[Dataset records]
———
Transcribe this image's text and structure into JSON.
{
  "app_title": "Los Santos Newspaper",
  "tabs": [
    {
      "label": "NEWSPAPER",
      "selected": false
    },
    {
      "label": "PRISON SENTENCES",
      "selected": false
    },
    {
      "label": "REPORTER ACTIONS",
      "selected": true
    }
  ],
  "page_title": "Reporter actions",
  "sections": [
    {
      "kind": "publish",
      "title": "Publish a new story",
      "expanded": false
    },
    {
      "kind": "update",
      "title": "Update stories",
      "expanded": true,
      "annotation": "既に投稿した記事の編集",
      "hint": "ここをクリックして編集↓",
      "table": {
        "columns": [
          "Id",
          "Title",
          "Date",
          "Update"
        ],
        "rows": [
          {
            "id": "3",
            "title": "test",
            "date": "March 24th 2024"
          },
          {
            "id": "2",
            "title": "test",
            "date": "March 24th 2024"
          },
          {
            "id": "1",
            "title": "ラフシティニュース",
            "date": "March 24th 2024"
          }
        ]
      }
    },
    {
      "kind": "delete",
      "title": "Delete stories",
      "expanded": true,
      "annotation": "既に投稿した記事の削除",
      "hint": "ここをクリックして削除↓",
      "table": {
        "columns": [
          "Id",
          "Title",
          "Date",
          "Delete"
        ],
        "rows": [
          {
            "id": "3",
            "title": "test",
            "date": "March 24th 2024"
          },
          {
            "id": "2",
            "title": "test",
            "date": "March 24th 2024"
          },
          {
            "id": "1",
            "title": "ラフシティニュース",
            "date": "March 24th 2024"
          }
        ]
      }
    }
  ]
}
———
TASK GOAL:
Transcribe every entry exactly, omitting nothing.

TASK OUTPUT:
Transcribe this image's text and structure into JSON.
{
  "app_title": "Los Santos Newspaper",
  "tabs": [
    {
      "label": "NEWSPAPER",
      "selected": false
    },
    {
      "label": "PRISON SENTENCES",
      "selected": false
    },
    {
      "label": "REPORTER ACTIONS",
      "selected": true
    }
  ],
  "page_title": "Reporter actions",
  "sections": [
    {
      "kind": "publish",
      "title": "Publish a new story",
      "expanded": false
    },
    {
      "kind": "update",
      "title": "Update stories",
      "expanded": true,
      "annotation": "既に投稿した記事の編集",
      "hint": "ここをクリックして編集↓",
      "table": {
        "columns": [
          "Id",
          "Title",
          "Date",
          "Update"
        ],
        "rows": [
          {
            "id": "3",
            "title": "test",
            "date": "March 24th 2024"
          },
          {
            "id": "2",
            "title": "test",
            "date": "March 24th 2024"
          },
          {
            "id": "1",
            "title": "ラフシティニュース",
            "date": "March 24th 2024"
          }
        ]
      }
    },
    {
      "kind": "delete",
      "title": "Delete stories",
      "expanded": true,
      "annotation": "既に投稿した記事の削除",
      "hint": "ここをクリックして削除↓",
      "table": {
        "columns": [
          "Id",
          "Title",
          "Date",
          "Delete"
        ],
        "rows": [
          {
            "id": "3",
            "title": "test",
            "date": "March 24th 2024"
          },
          {
            "id": "2",
            "title": "test",
            "date": "March 24th 2024"
          },
          {
            "id": "1",
            "title": "ラフシティニュース",
            "date": "March 24th 2024"
          }
        ]
      }
    }
  ]
}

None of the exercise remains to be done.